__Task to complete__
Restate all the material verbatim, except for the pictures.

--- Start Extracted information ---

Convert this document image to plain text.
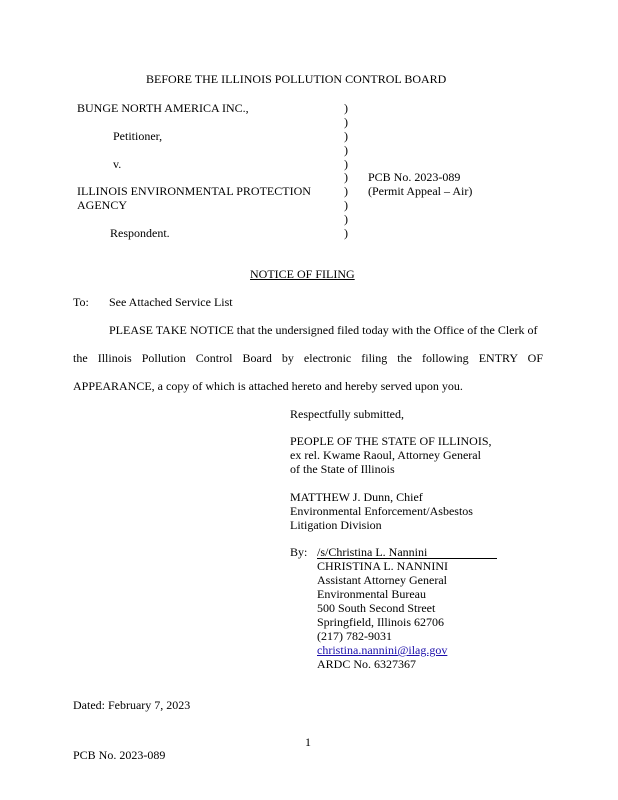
BEFORE THE ILLINOIS POLLUTION CONTROL BOARD
BUNGE NORTH AMERICA INC.,
Petitioner,
v.
ILLINOIS ENVIRONMENTAL PROTECTION
AGENCY
Respondent.
)
)
)
)
)
)
)
)
)
)
PCB No. 2023-089
(Permit Appeal – Air)
NOTICE OF FILING
To: See Attached Service List
PLEASE TAKE NOTICE that the undersigned filed today with the Office of the Clerk of
the Illinois Pollution Control Board by electronic filing the following ENTRY OF
APPEARANCE, a copy of which is attached hereto and hereby served upon you.
Respectfully submitted,
PEOPLE OF THE STATE OF ILLINOIS,
ex rel. Kwame Raoul, Attorney General
of the State of Illinois
MATTHEW J. Dunn, Chief
Environmental Enforcement/Asbestos
Litigation Division
By: /s/Christina L. Nannini
CHRISTINA L. NANNINI
Assistant Attorney General
Environmental Bureau
500 South Second Street
Springfield, Illinois 62706
(217) 782-9031
christina.nannini@ilag.gov
ARDC No. 6327367
Dated: February 7, 2023
1
PCB No. 2023-089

--- End Extracted information ---

__Solution below__
Convert this document image to plain text.
BEFORE THE ILLINOIS POLLUTION CONTROL BOARD
BUNGE NORTH AMERICA INC.,
Petitioner,
v.
ILLINOIS ENVIRONMENTAL PROTECTION
AGENCY
Respondent.
)
)
)
)
)
)
)
)
)
)
PCB No. 2023-089
(Permit Appeal – Air)
NOTICE OF FILING
To: See Attached Service List
PLEASE TAKE NOTICE that the undersigned filed today with the Office of the Clerk of
the Illinois Pollution Control Board by electronic filing the following ENTRY OF
APPEARANCE, a copy of which is attached hereto and hereby served upon you.
Respectfully submitted,
PEOPLE OF THE STATE OF ILLINOIS,
ex rel. Kwame Raoul, Attorney General
of the State of Illinois
MATTHEW J. Dunn, Chief
Environmental Enforcement/Asbestos
Litigation Division
By: /s/Christina L. Nannini
CHRISTINA L. NANNINI
Assistant Attorney General
Environmental Bureau
500 South Second Street
Springfield, Illinois 62706
(217) 782-9031
christina.nannini@ilag.gov
ARDC No. 6327367
Dated: February 7, 2023
1
PCB No. 2023-089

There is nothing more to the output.